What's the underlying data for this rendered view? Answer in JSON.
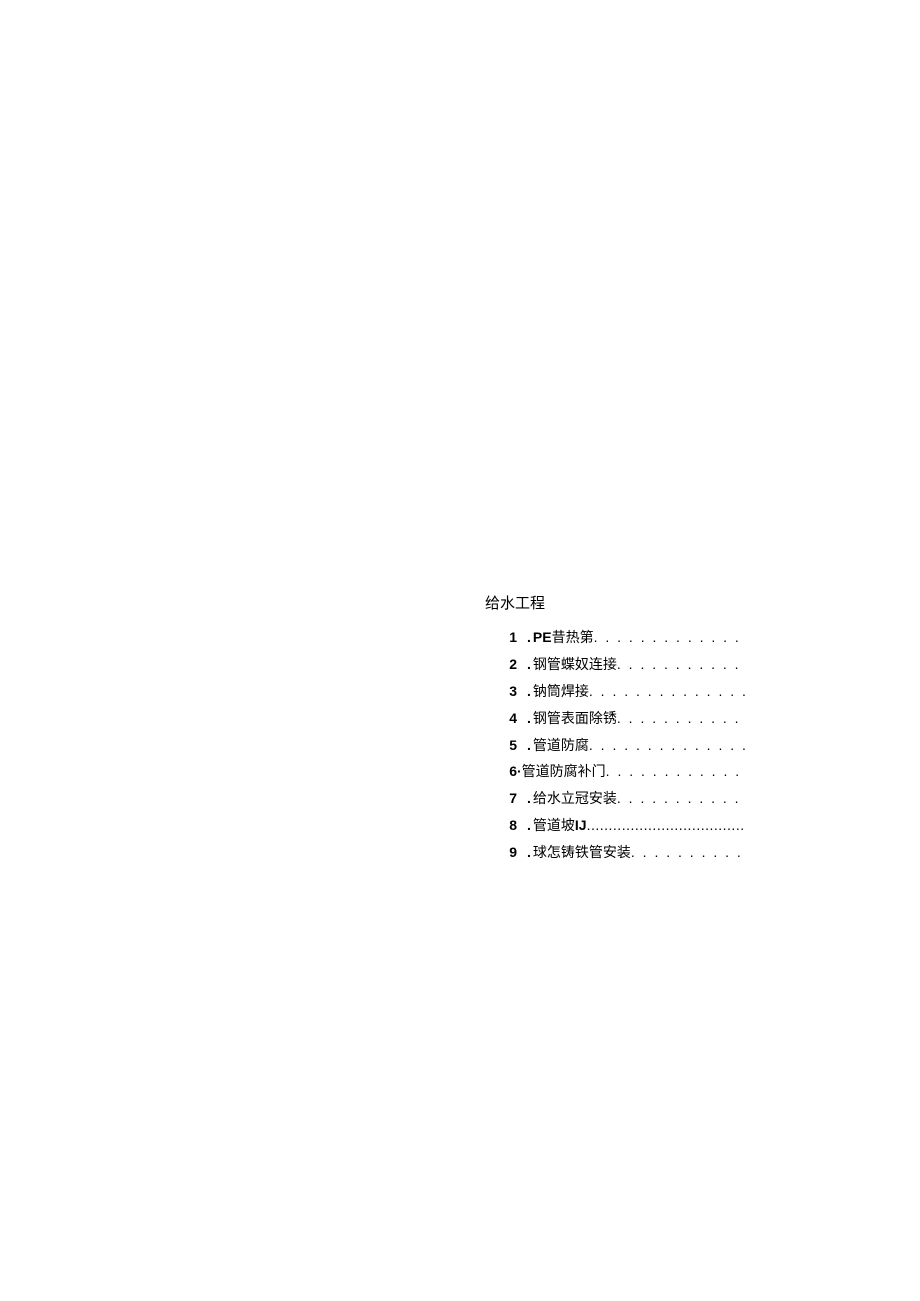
{
  "section": {
    "title": "给水工程"
  },
  "toc": {
    "items": [
      {
        "num": "1",
        "sep": ".",
        "prefix": "PE",
        "text": "昔热第",
        "dots": ". . . . . . . . . . . . . . . . . . . ."
      },
      {
        "num": "2",
        "sep": ".",
        "prefix": "",
        "text": "钢管蝶奴连接",
        "dots": ". . . . . . . . . . . . . . . ."
      },
      {
        "num": "3",
        "sep": ".",
        "prefix": "",
        "text": " 钠筒焊接 ",
        "dots": ". . . . . . . . . . . . . . . . . . . ."
      },
      {
        "num": "4",
        "sep": ".",
        "prefix": "",
        "text": " 钢管表面除锈 ",
        "dots": ". . . . . . . . . . . . . . ."
      },
      {
        "num": "5",
        "sep": ".",
        "prefix": "",
        "text": " 管道防腐 ",
        "dots": ". . . . . . . . . . . . . . . . . . . ."
      },
      {
        "num": "6",
        "sep": "·",
        "prefix": "",
        "text": "管道防腐补门 ",
        "dots": ". . . . . . . . . . . . . . . . ."
      },
      {
        "num": "7",
        "sep": ".",
        "prefix": "",
        "text": "给水立冠安装 ",
        "dots": ". . . . . . . . . . . . . . ."
      },
      {
        "num": "8",
        "sep": ".",
        "prefix": "",
        "text": "管道坡",
        "suffix": "IJ ",
        "dots": "......................................"
      },
      {
        "num": "9",
        "sep": ".",
        "prefix": "",
        "text": " 球怎铸铁管安装 ",
        "dots": ". . . . . . . . . . . . ."
      }
    ]
  }
}
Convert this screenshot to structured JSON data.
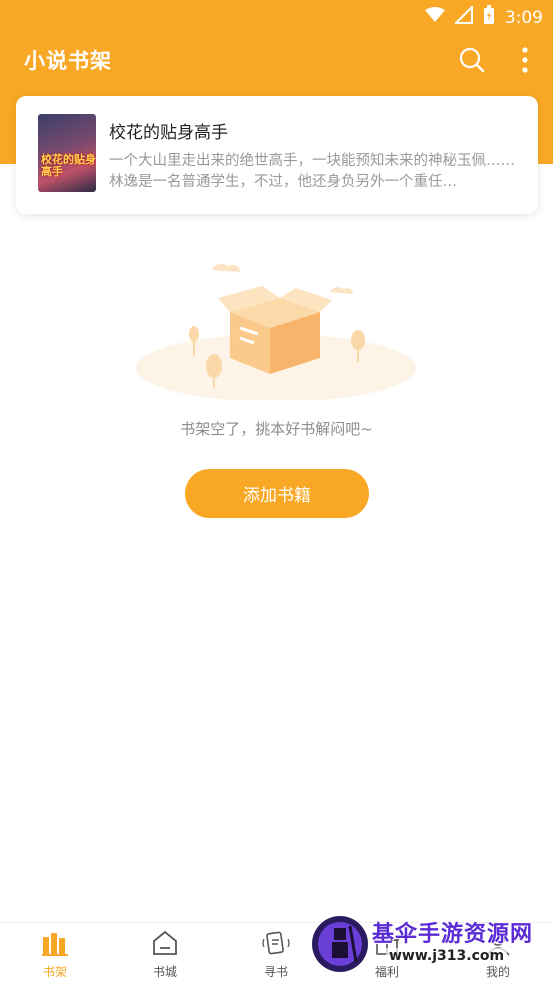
{
  "status_bar": {
    "time": "3:09"
  },
  "app": {
    "title": "小说书架"
  },
  "book": {
    "title": "校花的贴身高手",
    "description": "一个大山里走出来的绝世高手，一块能预知未来的神秘玉佩……林逸是一名普通学生，不过，他还身负另外一个重任…",
    "cover_text": "校花的贴身高手"
  },
  "empty_state": {
    "message": "书架空了，挑本好书解闷吧~",
    "button_label": "添加书籍"
  },
  "tabs": [
    {
      "label": "书架",
      "active": true
    },
    {
      "label": "书城",
      "active": false
    },
    {
      "label": "寻书",
      "active": false
    },
    {
      "label": "福利",
      "active": false
    },
    {
      "label": "我的",
      "active": false
    }
  ],
  "watermark": {
    "text": "基伞手游资源网",
    "url": "www.j313.com"
  },
  "colors": {
    "accent": "#f9a825",
    "text_gray": "#8c8c8c"
  }
}
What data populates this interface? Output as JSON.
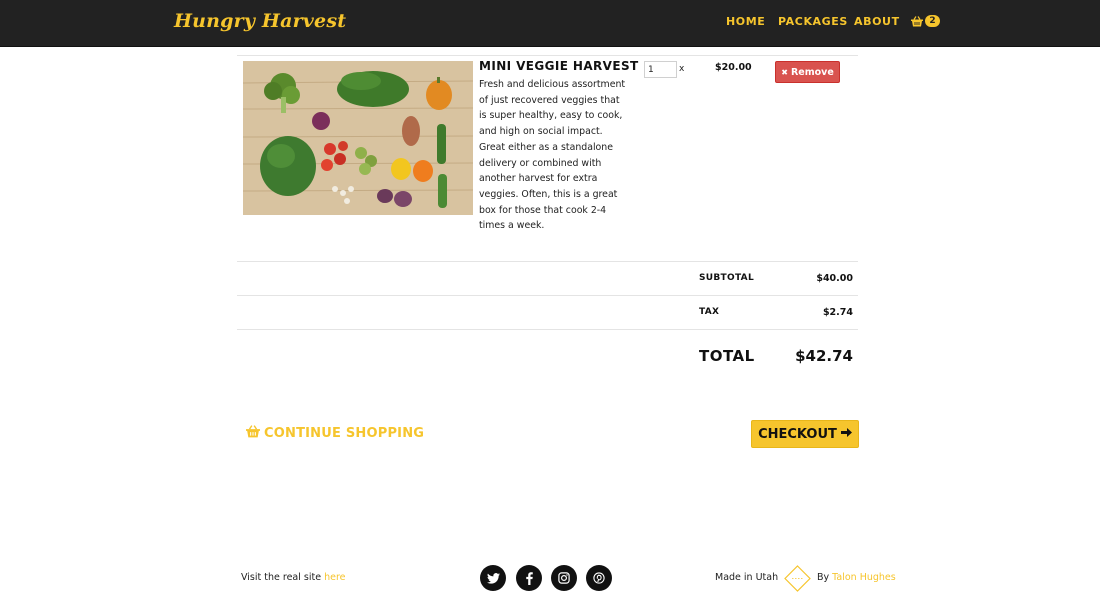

..............................

▶ [What is needed]
Make a copy of each line that contains the string "data".

▶ [Final result]
What's the underlying data for this rendered view? Answer in JSON.
Convert this screenshot to structured JSON data.
What data populates this interface? Output as JSON.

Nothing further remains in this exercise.